__Stated goal__:
Retype all of the listing exactly, passing over any picture you find.

__Entries supplied__:
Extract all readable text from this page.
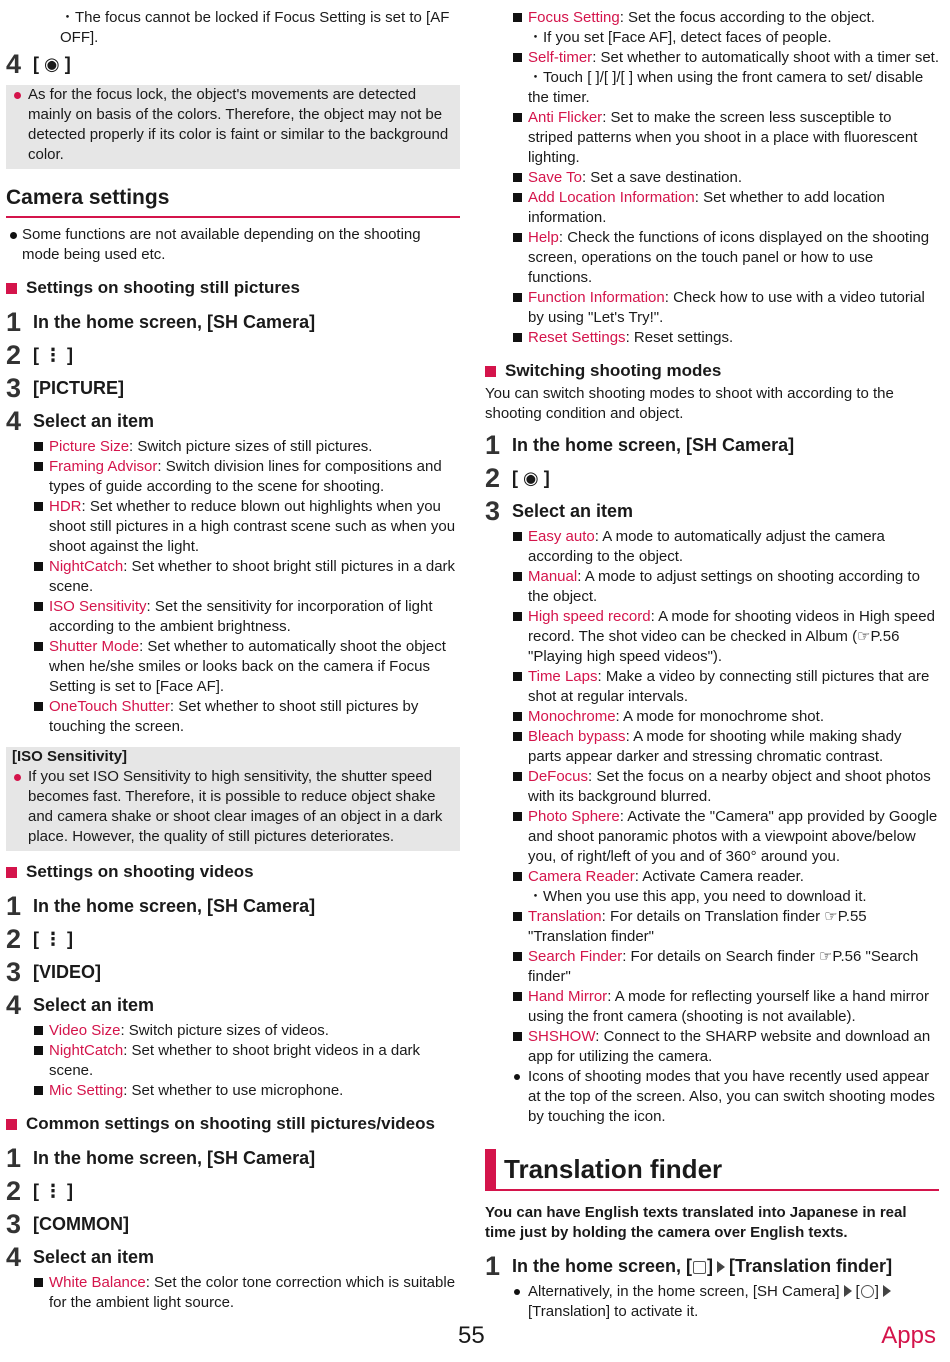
・The focus cannot be locked if Focus Setting is set to [AF OFF].
4 [ ◉ ]
As for the focus lock, the object's movements are detected mainly on basis of the colors. Therefore, the object may not be detected properly if its color is faint or similar to the background color.
Camera settings
Some functions are not available depending on the shooting mode being used etc.
Settings on shooting still pictures
1 In the home screen, [SH Camera]
2 [ ⋮ ]
3 [PICTURE]
4 Select an item
Picture Size: Switch picture sizes of still pictures.
Framing Advisor: Switch division lines for compositions and types of guide according to the scene for shooting.
HDR: Set whether to reduce blown out highlights when you shoot still pictures in a high contrast scene such as when you shoot against the light.
NightCatch: Set whether to shoot bright still pictures in a dark scene.
ISO Sensitivity: Set the sensitivity for incorporation of light according to the ambient brightness.
Shutter Mode: Set whether to automatically shoot the object when he/she smiles or looks back on the camera if Focus Setting is set to [Face AF].
OneTouch Shutter: Set whether to shoot still pictures by touching the screen.
[ISO Sensitivity]
If you set ISO Sensitivity to high sensitivity, the shutter speed becomes fast. Therefore, it is possible to reduce object shake and camera shake or shoot clear images of an object in a dark place. However, the quality of still pictures deteriorates.
Settings on shooting videos
1 In the home screen, [SH Camera]
2 [ ⋮ ]
3 [VIDEO]
4 Select an item
Video Size: Switch picture sizes of videos.
NightCatch: Set whether to shoot bright videos in a dark scene.
Mic Setting: Set whether to use microphone.
Common settings on shooting still pictures/videos
1 In the home screen, [SH Camera]
2 [ ⋮ ]
3 [COMMON]
4 Select an item
White Balance: Set the color tone correction which is suitable for the ambient light source.
Focus Setting: Set the focus according to the object.
・If you set [Face AF], detect faces of people.
Self-timer: Set whether to automatically shoot with a timer set.
・Touch [ ]/[ ]/[ ] when using the front camera to set/ disable the timer.
Anti Flicker: Set to make the screen less susceptible to striped patterns when you shoot in a place with fluorescent lighting.
Save To: Set a save destination.
Add Location Information: Set whether to add location information.
Help: Check the functions of icons displayed on the shooting screen, operations on the touch panel or how to use functions.
Function Information: Check how to use with a video tutorial by using "Let's Try!".
Reset Settings: Reset settings.
Switching shooting modes
You can switch shooting modes to shoot with according to the shooting condition and object.
1 In the home screen, [SH Camera]
2 [ ◉ ]
3 Select an item
Easy auto: A mode to automatically adjust the camera according to the object.
Manual: A mode to adjust settings on shooting according to the object.
High speed record: A mode for shooting videos in High speed record. The shot video can be checked in Album (☞P.56 "Playing high speed videos").
Time Laps: Make a video by connecting still pictures that are shot at regular intervals.
Monochrome: A mode for monochrome shot.
Bleach bypass: A mode for shooting while making shady parts appear darker and stressing chromatic contrast.
DeFocus: Set the focus on a nearby object and shoot photos with its background blurred.
Photo Sphere: Activate the "Camera" app provided by Google and shoot panoramic photos with a viewpoint above/below you, of right/left of you and of 360° around you.
Camera Reader: Activate Camera reader.
・When you use this app, you need to download it.
Translation: For details on Translation finder ☞P.55 "Translation finder"
Search Finder: For details on Search finder ☞P.56 "Search finder"
Hand Mirror: A mode for reflecting yourself like a hand mirror using the front camera (shooting is not available).
SHSHOW: Connect to the SHARP website and download an app for utilizing the camera.
Icons of shooting modes that you have recently used appear at the top of the screen. Also, you can switch shooting modes by touching the icon.
Translation finder
You can have English texts translated into Japanese in real time just by holding the camera over English texts.
1 In the home screen, [ ] [Translation finder]
Alternatively, in the home screen, [SH Camera] [ ][Translation] to activate it.
55	Apps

__Full response__:
Extract all readable text from this page.
・The focus cannot be locked if Focus Setting is set to [AF OFF].
4 [ ◉ ]
As for the focus lock, the object's movements are detected mainly on basis of the colors. Therefore, the object may not be detected properly if its color is faint or similar to the background color.
Camera settings
Some functions are not available depending on the shooting mode being used etc.
Settings on shooting still pictures
1 In the home screen, [SH Camera]
2 [ ⋮ ]
3 [PICTURE]
4 Select an item
Picture Size: Switch picture sizes of still pictures.
Framing Advisor: Switch division lines for compositions and types of guide according to the scene for shooting.
HDR: Set whether to reduce blown out highlights when you shoot still pictures in a high contrast scene such as when you shoot against the light.
NightCatch: Set whether to shoot bright still pictures in a dark scene.
ISO Sensitivity: Set the sensitivity for incorporation of light according to the ambient brightness.
Shutter Mode: Set whether to automatically shoot the object when he/she smiles or looks back on the camera if Focus Setting is set to [Face AF].
OneTouch Shutter: Set whether to shoot still pictures by touching the screen.
[ISO Sensitivity]
If you set ISO Sensitivity to high sensitivity, the shutter speed becomes fast. Therefore, it is possible to reduce object shake and camera shake or shoot clear images of an object in a dark place. However, the quality of still pictures deteriorates.
Settings on shooting videos
1 In the home screen, [SH Camera]
2 [ ⋮ ]
3 [VIDEO]
4 Select an item
Video Size: Switch picture sizes of videos.
NightCatch: Set whether to shoot bright videos in a dark scene.
Mic Setting: Set whether to use microphone.
Common settings on shooting still pictures/videos
1 In the home screen, [SH Camera]
2 [ ⋮ ]
3 [COMMON]
4 Select an item
White Balance: Set the color tone correction which is suitable for the ambient light source.
Focus Setting: Set the focus according to the object.
・If you set [Face AF], detect faces of people.
Self-timer: Set whether to automatically shoot with a timer set.
・Touch [ ]/[ ]/[ ] when using the front camera to set/ disable the timer.
Anti Flicker: Set to make the screen less susceptible to striped patterns when you shoot in a place with fluorescent lighting.
Save To: Set a save destination.
Add Location Information: Set whether to add location information.
Help: Check the functions of icons displayed on the shooting screen, operations on the touch panel or how to use functions.
Function Information: Check how to use with a video tutorial by using "Let's Try!".
Reset Settings: Reset settings.
Switching shooting modes
You can switch shooting modes to shoot with according to the shooting condition and object.
1 In the home screen, [SH Camera]
2 [ ◉ ]
3 Select an item
Easy auto: A mode to automatically adjust the camera according to the object.
Manual: A mode to adjust settings on shooting according to the object.
High speed record: A mode for shooting videos in High speed record. The shot video can be checked in Album (☞P.56 "Playing high speed videos").
Time Laps: Make a video by connecting still pictures that are shot at regular intervals.
Monochrome: A mode for monochrome shot.
Bleach bypass: A mode for shooting while making shady parts appear darker and stressing chromatic contrast.
DeFocus: Set the focus on a nearby object and shoot photos with its background blurred.
Photo Sphere: Activate the "Camera" app provided by Google and shoot panoramic photos with a viewpoint above/below you, of right/left of you and of 360° around you.
Camera Reader: Activate Camera reader.
・When you use this app, you need to download it.
Translation: For details on Translation finder ☞P.55 "Translation finder"
Search Finder: For details on Search finder ☞P.56 "Search finder"
Hand Mirror: A mode for reflecting yourself like a hand mirror using the front camera (shooting is not available).
SHSHOW: Connect to the SHARP website and download an app for utilizing the camera.
Icons of shooting modes that you have recently used appear at the top of the screen. Also, you can switch shooting modes by touching the icon.
Translation finder
You can have English texts translated into Japanese in real time just by holding the camera over English texts.
1 In the home screen, [ ] [Translation finder]
Alternatively, in the home screen, [SH Camera] [ ][Translation] to activate it.
55	Apps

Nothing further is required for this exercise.